- **To do**:
Below is a block of records; return all of them exactly, but without the images.

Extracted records
────────────────────────────────────────
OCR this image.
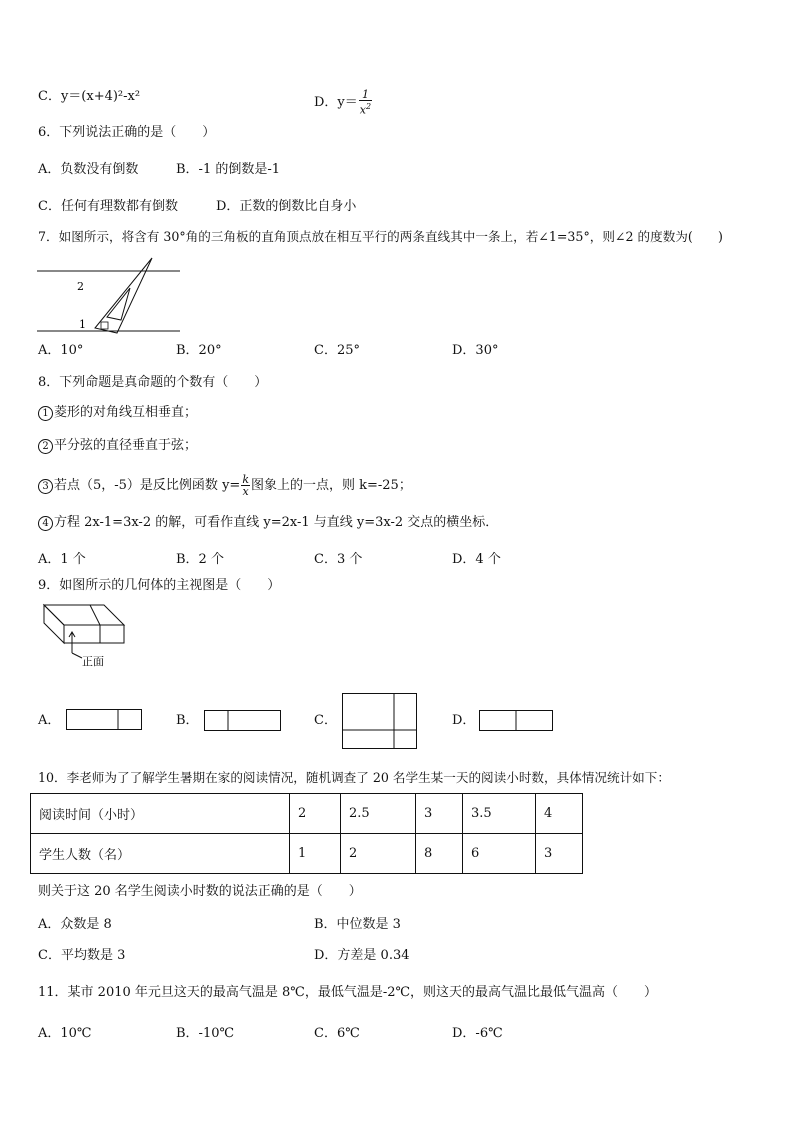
C．y＝(x+4)²-x²	D．$y= \frac{1}{x^2}$
6．下列说法正确的是（　　）
A．负数没有倒数	B．-1 的倒数是-1
C．任何有理数都有倒数	D．正数的倒数比自身小
7．如图所示，将含有 30°角的三角板的直角顶点放在相互平行的两条直线其中一条上，若∠1=35°，则∠2 的度数为(　　)
2
1
A．10°	B．20°	C．25°	D．30°
8．下列命题是真命题的个数有（　　）
1 菱形的对角线互相垂直；
2 平分弦的直径垂直于弦；
3 若点（5，-5）是反比例函数 $y= \frac{k}{x}$ 图象上的一点，则 k=-25；
4 方程 2x-1=3x-2 的解，可看作直线 y=2x-1 与直线 y=3x-2 交点的横坐标．
A．1 个	B．2 个	C．3 个	D．4 个
9．如图所示的几何体的主视图是（　　）
正面
A．	B．	C．	D．
10．李老师为了了解学生暑期在家的阅读情况，随机调查了 20 名学生某一天的阅读小时数，具体情况统计如下：
阅读时间（小时）	2	2.5	3	3.5	4
学生人数（名）	1	2	8	6	3
则关于这 20 名学生阅读小时数的说法正确的是（　　）
A．众数是 8	B．中位数是 3
C．平均数是 3	D．方差是 0.34
11．某市 2010 年元旦这天的最高气温是 8℃，最低气温是-2℃，则这天的最高气温比最低气温高（　　）
A．10℃	B．-10℃	C．6℃	D．-6℃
────────────────────────────────────────
- **Result for this task**:
OCR this image.
C．y＝(x+4)²-x²	D．$y= \frac{1}{x^2}$
6．下列说法正确的是（　　）
A．负数没有倒数	B．-1 的倒数是-1
C．任何有理数都有倒数	D．正数的倒数比自身小
7．如图所示，将含有 30°角的三角板的直角顶点放在相互平行的两条直线其中一条上，若∠1=35°，则∠2 的度数为(　　)
2
1
A．10°	B．20°	C．25°	D．30°
8．下列命题是真命题的个数有（　　）
1 菱形的对角线互相垂直；
2 平分弦的直径垂直于弦；
3 若点（5，-5）是反比例函数 $y= \frac{k}{x}$ 图象上的一点，则 k=-25；
4 方程 2x-1=3x-2 的解，可看作直线 y=2x-1 与直线 y=3x-2 交点的横坐标．
A．1 个	B．2 个	C．3 个	D．4 个
9．如图所示的几何体的主视图是（　　）
正面
A．	B．	C．	D．
10．李老师为了了解学生暑期在家的阅读情况，随机调查了 20 名学生某一天的阅读小时数，具体情况统计如下：
阅读时间（小时）	2	2.5	3	3.5	4
学生人数（名）	1	2	8	6	3
则关于这 20 名学生阅读小时数的说法正确的是（　　）
A．众数是 8	B．中位数是 3
C．平均数是 3	D．方差是 0.34
11．某市 2010 年元旦这天的最高气温是 8℃，最低气温是-2℃，则这天的最高气温比最低气温高（　　）
A．10℃	B．-10℃	C．6℃	D．-6℃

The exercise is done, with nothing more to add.